Task goal:
Keeping every line intact, print the records that follow.

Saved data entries
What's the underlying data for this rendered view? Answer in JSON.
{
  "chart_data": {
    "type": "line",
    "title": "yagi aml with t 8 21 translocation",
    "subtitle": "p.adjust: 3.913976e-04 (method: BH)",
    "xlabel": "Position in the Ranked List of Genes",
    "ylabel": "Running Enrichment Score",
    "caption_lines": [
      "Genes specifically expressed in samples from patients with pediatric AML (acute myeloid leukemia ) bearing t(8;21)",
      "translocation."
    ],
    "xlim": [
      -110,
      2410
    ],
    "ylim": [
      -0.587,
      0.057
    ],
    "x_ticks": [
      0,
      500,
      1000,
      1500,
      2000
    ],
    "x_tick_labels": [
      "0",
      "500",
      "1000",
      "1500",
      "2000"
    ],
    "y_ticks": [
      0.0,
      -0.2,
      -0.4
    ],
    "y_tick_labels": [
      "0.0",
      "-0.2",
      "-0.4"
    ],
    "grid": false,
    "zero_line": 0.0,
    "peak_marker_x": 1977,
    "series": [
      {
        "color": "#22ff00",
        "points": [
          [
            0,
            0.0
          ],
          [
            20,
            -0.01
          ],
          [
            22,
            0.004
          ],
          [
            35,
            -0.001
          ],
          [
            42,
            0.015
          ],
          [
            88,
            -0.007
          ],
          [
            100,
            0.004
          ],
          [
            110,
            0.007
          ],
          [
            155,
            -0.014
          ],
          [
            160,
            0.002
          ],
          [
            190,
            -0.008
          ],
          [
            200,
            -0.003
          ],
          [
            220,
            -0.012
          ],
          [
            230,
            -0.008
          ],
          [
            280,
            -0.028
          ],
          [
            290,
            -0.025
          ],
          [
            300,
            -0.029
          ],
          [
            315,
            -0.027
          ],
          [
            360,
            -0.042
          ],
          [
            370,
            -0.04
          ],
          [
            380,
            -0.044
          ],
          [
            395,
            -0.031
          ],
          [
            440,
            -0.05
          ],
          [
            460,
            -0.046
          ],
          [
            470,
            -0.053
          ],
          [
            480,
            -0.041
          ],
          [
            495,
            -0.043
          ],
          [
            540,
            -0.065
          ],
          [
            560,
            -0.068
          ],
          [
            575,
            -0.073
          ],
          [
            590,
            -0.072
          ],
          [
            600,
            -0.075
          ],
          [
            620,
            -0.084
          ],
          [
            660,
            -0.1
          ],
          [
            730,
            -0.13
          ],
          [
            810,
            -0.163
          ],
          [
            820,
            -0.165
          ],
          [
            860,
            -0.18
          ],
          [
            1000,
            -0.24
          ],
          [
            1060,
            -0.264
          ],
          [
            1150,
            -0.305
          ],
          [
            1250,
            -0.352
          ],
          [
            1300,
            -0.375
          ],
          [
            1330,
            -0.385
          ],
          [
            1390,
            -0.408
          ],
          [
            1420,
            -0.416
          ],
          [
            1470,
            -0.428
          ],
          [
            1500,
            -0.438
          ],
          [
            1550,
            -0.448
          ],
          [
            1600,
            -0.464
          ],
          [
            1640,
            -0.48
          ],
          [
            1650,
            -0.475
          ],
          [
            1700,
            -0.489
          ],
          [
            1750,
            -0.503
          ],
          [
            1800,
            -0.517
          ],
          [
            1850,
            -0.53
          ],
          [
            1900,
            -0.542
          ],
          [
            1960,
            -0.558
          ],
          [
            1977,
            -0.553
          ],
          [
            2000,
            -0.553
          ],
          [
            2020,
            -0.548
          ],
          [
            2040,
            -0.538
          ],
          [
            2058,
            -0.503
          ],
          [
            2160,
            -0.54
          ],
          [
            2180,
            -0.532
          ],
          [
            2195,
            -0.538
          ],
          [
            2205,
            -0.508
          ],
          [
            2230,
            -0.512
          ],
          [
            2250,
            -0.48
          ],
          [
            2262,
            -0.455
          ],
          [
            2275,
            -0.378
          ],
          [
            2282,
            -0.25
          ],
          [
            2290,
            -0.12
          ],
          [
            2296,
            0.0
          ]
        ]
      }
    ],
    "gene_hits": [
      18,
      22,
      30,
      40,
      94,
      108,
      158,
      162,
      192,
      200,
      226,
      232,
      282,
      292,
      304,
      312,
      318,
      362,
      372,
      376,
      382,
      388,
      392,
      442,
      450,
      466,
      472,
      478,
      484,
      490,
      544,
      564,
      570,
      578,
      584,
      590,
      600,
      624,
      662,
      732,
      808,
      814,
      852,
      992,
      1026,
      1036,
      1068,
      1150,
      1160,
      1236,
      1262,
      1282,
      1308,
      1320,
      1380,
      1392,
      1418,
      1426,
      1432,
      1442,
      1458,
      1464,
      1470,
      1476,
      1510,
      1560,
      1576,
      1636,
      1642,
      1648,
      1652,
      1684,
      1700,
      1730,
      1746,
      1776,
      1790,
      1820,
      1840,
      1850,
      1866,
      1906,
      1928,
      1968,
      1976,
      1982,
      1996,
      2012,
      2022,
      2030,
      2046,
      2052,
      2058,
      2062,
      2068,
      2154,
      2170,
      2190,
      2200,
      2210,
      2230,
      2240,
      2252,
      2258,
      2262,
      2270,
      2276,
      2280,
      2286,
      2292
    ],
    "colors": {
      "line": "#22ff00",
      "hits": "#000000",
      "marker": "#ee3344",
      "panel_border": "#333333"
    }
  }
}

Expected answer:
What's the underlying data for this rendered view? Answer in JSON.
{
  "chart_data": {
    "type": "line",
    "title": "yagi aml with t 8 21 translocation",
    "subtitle": "p.adjust: 3.913976e-04 (method: BH)",
    "xlabel": "Position in the Ranked List of Genes",
    "ylabel": "Running Enrichment Score",
    "caption_lines": [
      "Genes specifically expressed in samples from patients with pediatric AML (acute myeloid leukemia ) bearing t(8;21)",
      "translocation."
    ],
    "xlim": [
      -110,
      2410
    ],
    "ylim": [
      -0.587,
      0.057
    ],
    "x_ticks": [
      0,
      500,
      1000,
      1500,
      2000
    ],
    "x_tick_labels": [
      "0",
      "500",
      "1000",
      "1500",
      "2000"
    ],
    "y_ticks": [
      0.0,
      -0.2,
      -0.4
    ],
    "y_tick_labels": [
      "0.0",
      "-0.2",
      "-0.4"
    ],
    "grid": false,
    "zero_line": 0.0,
    "peak_marker_x": 1977,
    "series": [
      {
        "color": "#22ff00",
        "points": [
          [
            0,
            0.0
          ],
          [
            20,
            -0.01
          ],
          [
            22,
            0.004
          ],
          [
            35,
            -0.001
          ],
          [
            42,
            0.015
          ],
          [
            88,
            -0.007
          ],
          [
            100,
            0.004
          ],
          [
            110,
            0.007
          ],
          [
            155,
            -0.014
          ],
          [
            160,
            0.002
          ],
          [
            190,
            -0.008
          ],
          [
            200,
            -0.003
          ],
          [
            220,
            -0.012
          ],
          [
            230,
            -0.008
          ],
          [
            280,
            -0.028
          ],
          [
            290,
            -0.025
          ],
          [
            300,
            -0.029
          ],
          [
            315,
            -0.027
          ],
          [
            360,
            -0.042
          ],
          [
            370,
            -0.04
          ],
          [
            380,
            -0.044
          ],
          [
            395,
            -0.031
          ],
          [
            440,
            -0.05
          ],
          [
            460,
            -0.046
          ],
          [
            470,
            -0.053
          ],
          [
            480,
            -0.041
          ],
          [
            495,
            -0.043
          ],
          [
            540,
            -0.065
          ],
          [
            560,
            -0.068
          ],
          [
            575,
            -0.073
          ],
          [
            590,
            -0.072
          ],
          [
            600,
            -0.075
          ],
          [
            620,
            -0.084
          ],
          [
            660,
            -0.1
          ],
          [
            730,
            -0.13
          ],
          [
            810,
            -0.163
          ],
          [
            820,
            -0.165
          ],
          [
            860,
            -0.18
          ],
          [
            1000,
            -0.24
          ],
          [
            1060,
            -0.264
          ],
          [
            1150,
            -0.305
          ],
          [
            1250,
            -0.352
          ],
          [
            1300,
            -0.375
          ],
          [
            1330,
            -0.385
          ],
          [
            1390,
            -0.408
          ],
          [
            1420,
            -0.416
          ],
          [
            1470,
            -0.428
          ],
          [
            1500,
            -0.438
          ],
          [
            1550,
            -0.448
          ],
          [
            1600,
            -0.464
          ],
          [
            1640,
            -0.48
          ],
          [
            1650,
            -0.475
          ],
          [
            1700,
            -0.489
          ],
          [
            1750,
            -0.503
          ],
          [
            1800,
            -0.517
          ],
          [
            1850,
            -0.53
          ],
          [
            1900,
            -0.542
          ],
          [
            1960,
            -0.558
          ],
          [
            1977,
            -0.553
          ],
          [
            2000,
            -0.553
          ],
          [
            2020,
            -0.548
          ],
          [
            2040,
            -0.538
          ],
          [
            2058,
            -0.503
          ],
          [
            2160,
            -0.54
          ],
          [
            2180,
            -0.532
          ],
          [
            2195,
            -0.538
          ],
          [
            2205,
            -0.508
          ],
          [
            2230,
            -0.512
          ],
          [
            2250,
            -0.48
          ],
          [
            2262,
            -0.455
          ],
          [
            2275,
            -0.378
          ],
          [
            2282,
            -0.25
          ],
          [
            2290,
            -0.12
          ],
          [
            2296,
            0.0
          ]
        ]
      }
    ],
    "gene_hits": [
      18,
      22,
      30,
      40,
      94,
      108,
      158,
      162,
      192,
      200,
      226,
      232,
      282,
      292,
      304,
      312,
      318,
      362,
      372,
      376,
      382,
      388,
      392,
      442,
      450,
      466,
      472,
      478,
      484,
      490,
      544,
      564,
      570,
      578,
      584,
      590,
      600,
      624,
      662,
      732,
      808,
      814,
      852,
      992,
      1026,
      1036,
      1068,
      1150,
      1160,
      1236,
      1262,
      1282,
      1308,
      1320,
      1380,
      1392,
      1418,
      1426,
      1432,
      1442,
      1458,
      1464,
      1470,
      1476,
      1510,
      1560,
      1576,
      1636,
      1642,
      1648,
      1652,
      1684,
      1700,
      1730,
      1746,
      1776,
      1790,
      1820,
      1840,
      1850,
      1866,
      1906,
      1928,
      1968,
      1976,
      1982,
      1996,
      2012,
      2022,
      2030,
      2046,
      2052,
      2058,
      2062,
      2068,
      2154,
      2170,
      2190,
      2200,
      2210,
      2230,
      2240,
      2252,
      2258,
      2262,
      2270,
      2276,
      2280,
      2286,
      2292
    ],
    "colors": {
      "line": "#22ff00",
      "hits": "#000000",
      "marker": "#ee3344",
      "panel_border": "#333333"
    }
  }
}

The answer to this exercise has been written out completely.